Exercise description - Quote all of the entries word for word.

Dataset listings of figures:

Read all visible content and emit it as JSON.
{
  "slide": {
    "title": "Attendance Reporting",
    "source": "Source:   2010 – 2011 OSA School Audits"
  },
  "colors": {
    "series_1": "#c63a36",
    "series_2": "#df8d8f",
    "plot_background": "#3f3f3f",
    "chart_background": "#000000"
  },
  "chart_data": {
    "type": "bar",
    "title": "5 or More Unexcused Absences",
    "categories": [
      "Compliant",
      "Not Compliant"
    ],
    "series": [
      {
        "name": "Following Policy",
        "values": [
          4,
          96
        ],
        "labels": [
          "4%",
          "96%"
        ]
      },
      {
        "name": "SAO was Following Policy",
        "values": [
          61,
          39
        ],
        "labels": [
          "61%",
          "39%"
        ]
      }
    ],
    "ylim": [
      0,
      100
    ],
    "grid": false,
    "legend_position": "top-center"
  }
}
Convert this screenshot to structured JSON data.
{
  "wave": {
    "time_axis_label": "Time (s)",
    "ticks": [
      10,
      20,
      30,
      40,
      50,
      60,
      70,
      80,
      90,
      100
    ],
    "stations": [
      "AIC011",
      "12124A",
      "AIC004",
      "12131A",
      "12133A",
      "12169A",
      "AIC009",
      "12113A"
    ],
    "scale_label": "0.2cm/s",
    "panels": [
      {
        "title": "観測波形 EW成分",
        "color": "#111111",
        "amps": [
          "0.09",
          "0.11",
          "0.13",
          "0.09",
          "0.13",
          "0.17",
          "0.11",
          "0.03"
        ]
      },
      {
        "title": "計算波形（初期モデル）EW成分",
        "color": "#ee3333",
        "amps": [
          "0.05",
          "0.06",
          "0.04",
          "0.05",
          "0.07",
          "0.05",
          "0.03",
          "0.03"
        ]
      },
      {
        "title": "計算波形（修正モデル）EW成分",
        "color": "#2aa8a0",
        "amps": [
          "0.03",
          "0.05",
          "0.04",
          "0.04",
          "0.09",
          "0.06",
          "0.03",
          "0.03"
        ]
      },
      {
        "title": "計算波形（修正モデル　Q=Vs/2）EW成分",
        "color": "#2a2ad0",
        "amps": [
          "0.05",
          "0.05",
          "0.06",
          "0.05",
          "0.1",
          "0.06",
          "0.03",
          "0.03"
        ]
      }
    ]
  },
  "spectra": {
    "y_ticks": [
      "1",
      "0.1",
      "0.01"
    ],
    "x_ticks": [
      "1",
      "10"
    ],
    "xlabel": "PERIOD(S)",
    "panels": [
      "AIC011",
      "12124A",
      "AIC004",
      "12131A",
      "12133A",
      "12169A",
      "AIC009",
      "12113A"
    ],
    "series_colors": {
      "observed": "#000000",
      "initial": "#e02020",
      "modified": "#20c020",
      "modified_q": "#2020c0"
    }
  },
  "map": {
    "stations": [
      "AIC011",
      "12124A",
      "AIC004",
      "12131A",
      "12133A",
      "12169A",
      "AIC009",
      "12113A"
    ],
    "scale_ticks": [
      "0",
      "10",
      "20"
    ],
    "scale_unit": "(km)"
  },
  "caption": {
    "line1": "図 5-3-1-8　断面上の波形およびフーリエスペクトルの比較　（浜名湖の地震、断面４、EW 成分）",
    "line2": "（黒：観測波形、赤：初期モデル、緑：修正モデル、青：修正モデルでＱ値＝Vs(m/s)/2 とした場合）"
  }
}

Written answer -
Read all visible content and emit it as JSON.
{
  "slide": {
    "title": "Attendance Reporting",
    "source": "Source:   2010 – 2011 OSA School Audits"
  },
  "colors": {
    "series_1": "#c63a36",
    "series_2": "#df8d8f",
    "plot_background": "#3f3f3f",
    "chart_background": "#000000"
  },
  "chart_data": {
    "type": "bar",
    "title": "5 or More Unexcused Absences",
    "categories": [
      "Compliant",
      "Not Compliant"
    ],
    "series": [
      {
        "name": "Following Policy",
        "values": [
          4,
          96
        ],
        "labels": [
          "4%",
          "96%"
        ]
      },
      {
        "name": "SAO was Following Policy",
        "values": [
          61,
          39
        ],
        "labels": [
          "61%",
          "39%"
        ]
      }
    ],
    "ylim": [
      0,
      100
    ],
    "grid": false,
    "legend_position": "top-center"
  }
}
Convert this screenshot to structured JSON data.
{
  "wave": {
    "time_axis_label": "Time (s)",
    "ticks": [
      10,
      20,
      30,
      40,
      50,
      60,
      70,
      80,
      90,
      100
    ],
    "stations": [
      "AIC011",
      "12124A",
      "AIC004",
      "12131A",
      "12133A",
      "12169A",
      "AIC009",
      "12113A"
    ],
    "scale_label": "0.2cm/s",
    "panels": [
      {
        "title": "観測波形 EW成分",
        "color": "#111111",
        "amps": [
          "0.09",
          "0.11",
          "0.13",
          "0.09",
          "0.13",
          "0.17",
          "0.11",
          "0.03"
        ]
      },
      {
        "title": "計算波形（初期モデル）EW成分",
        "color": "#ee3333",
        "amps": [
          "0.05",
          "0.06",
          "0.04",
          "0.05",
          "0.07",
          "0.05",
          "0.03",
          "0.03"
        ]
      },
      {
        "title": "計算波形（修正モデル）EW成分",
        "color": "#2aa8a0",
        "amps": [
          "0.03",
          "0.05",
          "0.04",
          "0.04",
          "0.09",
          "0.06",
          "0.03",
          "0.03"
        ]
      },
      {
        "title": "計算波形（修正モデル　Q=Vs/2）EW成分",
        "color": "#2a2ad0",
        "amps": [
          "0.05",
          "0.05",
          "0.06",
          "0.05",
          "0.1",
          "0.06",
          "0.03",
          "0.03"
        ]
      }
    ]
  },
  "spectra": {
    "y_ticks": [
      "1",
      "0.1",
      "0.01"
    ],
    "x_ticks": [
      "1",
      "10"
    ],
    "xlabel": "PERIOD(S)",
    "panels": [
      "AIC011",
      "12124A",
      "AIC004",
      "12131A",
      "12133A",
      "12169A",
      "AIC009",
      "12113A"
    ],
    "series_colors": {
      "observed": "#000000",
      "initial": "#e02020",
      "modified": "#20c020",
      "modified_q": "#2020c0"
    }
  },
  "map": {
    "stations": [
      "AIC011",
      "12124A",
      "AIC004",
      "12131A",
      "12133A",
      "12169A",
      "AIC009",
      "12113A"
    ],
    "scale_ticks": [
      "0",
      "10",
      "20"
    ],
    "scale_unit": "(km)"
  },
  "caption": {
    "line1": "図 5-3-1-8　断面上の波形およびフーリエスペクトルの比較　（浜名湖の地震、断面４、EW 成分）",
    "line2": "（黒：観測波形、赤：初期モデル、緑：修正モデル、青：修正モデルでＱ値＝Vs(m/s)/2 とした場合）"
  }
}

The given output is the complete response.